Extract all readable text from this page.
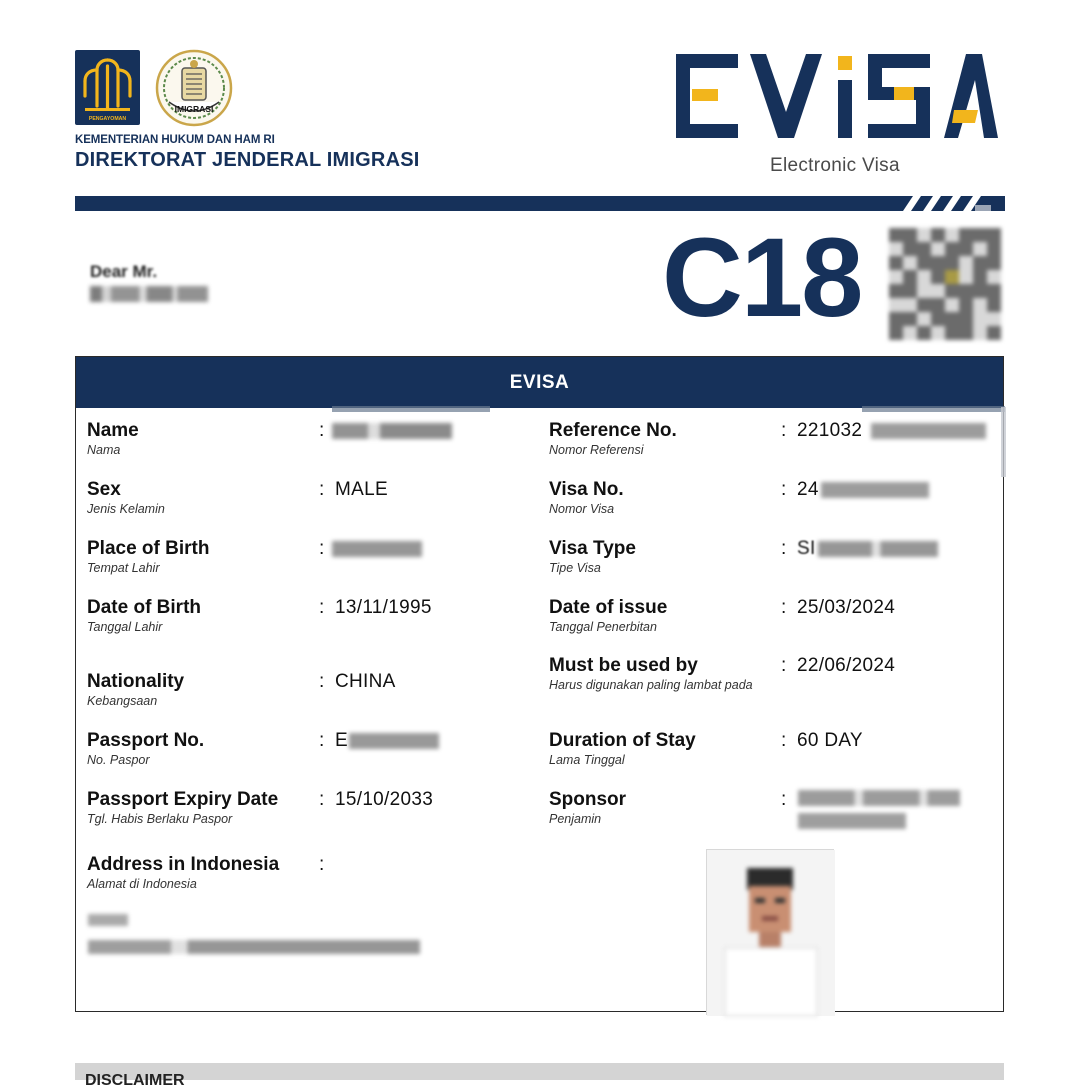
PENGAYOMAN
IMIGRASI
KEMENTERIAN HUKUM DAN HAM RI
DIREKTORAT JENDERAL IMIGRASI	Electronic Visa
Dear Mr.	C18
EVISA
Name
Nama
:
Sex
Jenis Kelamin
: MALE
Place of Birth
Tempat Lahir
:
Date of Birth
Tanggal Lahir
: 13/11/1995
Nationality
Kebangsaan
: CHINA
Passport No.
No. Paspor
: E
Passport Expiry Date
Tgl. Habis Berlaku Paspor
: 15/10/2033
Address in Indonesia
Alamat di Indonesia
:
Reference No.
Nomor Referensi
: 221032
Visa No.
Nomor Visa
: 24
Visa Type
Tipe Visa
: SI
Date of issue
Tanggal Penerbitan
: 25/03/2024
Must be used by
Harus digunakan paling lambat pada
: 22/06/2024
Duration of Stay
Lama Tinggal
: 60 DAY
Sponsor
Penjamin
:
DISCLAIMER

____________________

Task statement:
For each line in the data above that contains the string "Indonesia", extract the line.

Complete answer:
Address in Indonesia
Alamat di Indonesia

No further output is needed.